Find how many lines of the listing include the string "JSON", and report only that figure.

____ RECORDS

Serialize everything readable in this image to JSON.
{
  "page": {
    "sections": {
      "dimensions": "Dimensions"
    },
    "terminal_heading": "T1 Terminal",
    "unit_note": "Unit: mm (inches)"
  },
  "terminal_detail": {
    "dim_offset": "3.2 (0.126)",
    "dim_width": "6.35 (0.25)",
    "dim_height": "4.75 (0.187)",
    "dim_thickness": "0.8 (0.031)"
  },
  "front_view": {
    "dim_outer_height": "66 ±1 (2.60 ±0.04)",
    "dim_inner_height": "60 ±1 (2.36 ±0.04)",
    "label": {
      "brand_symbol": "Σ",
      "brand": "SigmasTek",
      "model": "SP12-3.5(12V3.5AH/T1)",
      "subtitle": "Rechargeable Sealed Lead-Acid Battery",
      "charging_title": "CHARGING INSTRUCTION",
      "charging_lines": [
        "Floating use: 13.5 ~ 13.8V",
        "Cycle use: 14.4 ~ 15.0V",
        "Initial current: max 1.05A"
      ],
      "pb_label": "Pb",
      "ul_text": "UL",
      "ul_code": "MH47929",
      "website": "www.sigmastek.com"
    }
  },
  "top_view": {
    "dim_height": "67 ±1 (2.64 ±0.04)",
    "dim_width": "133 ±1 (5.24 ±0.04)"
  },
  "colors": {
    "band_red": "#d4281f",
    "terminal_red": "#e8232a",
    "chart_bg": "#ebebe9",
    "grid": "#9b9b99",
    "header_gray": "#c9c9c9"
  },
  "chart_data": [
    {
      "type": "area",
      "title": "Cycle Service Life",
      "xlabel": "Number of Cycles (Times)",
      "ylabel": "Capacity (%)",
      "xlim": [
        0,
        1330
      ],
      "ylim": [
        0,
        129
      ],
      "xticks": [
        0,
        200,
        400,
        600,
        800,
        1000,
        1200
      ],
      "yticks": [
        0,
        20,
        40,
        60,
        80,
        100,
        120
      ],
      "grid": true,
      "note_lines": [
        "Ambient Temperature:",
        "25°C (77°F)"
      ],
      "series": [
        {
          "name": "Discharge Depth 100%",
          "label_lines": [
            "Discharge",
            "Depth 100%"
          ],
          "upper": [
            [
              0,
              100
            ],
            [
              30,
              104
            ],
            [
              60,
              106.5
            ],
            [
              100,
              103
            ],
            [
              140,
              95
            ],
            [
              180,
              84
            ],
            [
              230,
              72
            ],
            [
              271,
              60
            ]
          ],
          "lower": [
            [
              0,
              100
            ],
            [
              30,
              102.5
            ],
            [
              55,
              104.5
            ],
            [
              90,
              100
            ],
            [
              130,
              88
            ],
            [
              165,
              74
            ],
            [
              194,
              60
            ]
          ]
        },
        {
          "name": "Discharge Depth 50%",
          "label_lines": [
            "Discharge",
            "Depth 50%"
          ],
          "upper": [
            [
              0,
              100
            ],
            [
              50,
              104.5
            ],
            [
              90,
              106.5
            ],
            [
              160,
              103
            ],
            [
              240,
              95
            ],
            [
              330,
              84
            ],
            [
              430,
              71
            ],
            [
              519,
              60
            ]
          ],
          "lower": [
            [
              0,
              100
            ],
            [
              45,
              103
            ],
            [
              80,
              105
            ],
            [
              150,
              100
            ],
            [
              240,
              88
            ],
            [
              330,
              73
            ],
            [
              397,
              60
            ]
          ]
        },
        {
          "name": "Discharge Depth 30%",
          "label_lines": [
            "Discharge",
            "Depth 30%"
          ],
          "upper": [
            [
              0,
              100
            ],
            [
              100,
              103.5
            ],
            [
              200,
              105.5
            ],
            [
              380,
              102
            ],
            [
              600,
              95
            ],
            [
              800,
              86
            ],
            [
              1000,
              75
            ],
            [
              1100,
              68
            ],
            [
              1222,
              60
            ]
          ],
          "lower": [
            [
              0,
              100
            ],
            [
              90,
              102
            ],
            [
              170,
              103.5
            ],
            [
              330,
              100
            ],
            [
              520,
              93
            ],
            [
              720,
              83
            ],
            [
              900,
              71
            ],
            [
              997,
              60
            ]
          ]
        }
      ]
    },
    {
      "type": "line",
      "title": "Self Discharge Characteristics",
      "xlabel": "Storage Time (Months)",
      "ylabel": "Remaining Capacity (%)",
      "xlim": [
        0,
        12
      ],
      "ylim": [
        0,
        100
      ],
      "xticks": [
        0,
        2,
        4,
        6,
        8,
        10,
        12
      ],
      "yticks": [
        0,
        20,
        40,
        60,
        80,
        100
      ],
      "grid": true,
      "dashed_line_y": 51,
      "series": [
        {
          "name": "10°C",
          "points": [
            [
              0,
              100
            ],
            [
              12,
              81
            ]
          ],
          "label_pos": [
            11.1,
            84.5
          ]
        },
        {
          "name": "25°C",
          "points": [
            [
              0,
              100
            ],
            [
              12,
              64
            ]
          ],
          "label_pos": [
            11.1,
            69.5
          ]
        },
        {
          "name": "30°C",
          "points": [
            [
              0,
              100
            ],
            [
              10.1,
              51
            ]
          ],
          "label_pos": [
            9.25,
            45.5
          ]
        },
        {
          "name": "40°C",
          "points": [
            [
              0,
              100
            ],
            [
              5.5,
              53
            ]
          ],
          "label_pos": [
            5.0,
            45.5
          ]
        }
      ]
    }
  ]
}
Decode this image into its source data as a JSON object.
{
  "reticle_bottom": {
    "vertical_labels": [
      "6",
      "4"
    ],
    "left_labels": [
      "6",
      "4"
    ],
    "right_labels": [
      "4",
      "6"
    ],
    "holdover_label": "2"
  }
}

________

# FINISHED EXERCISE:
2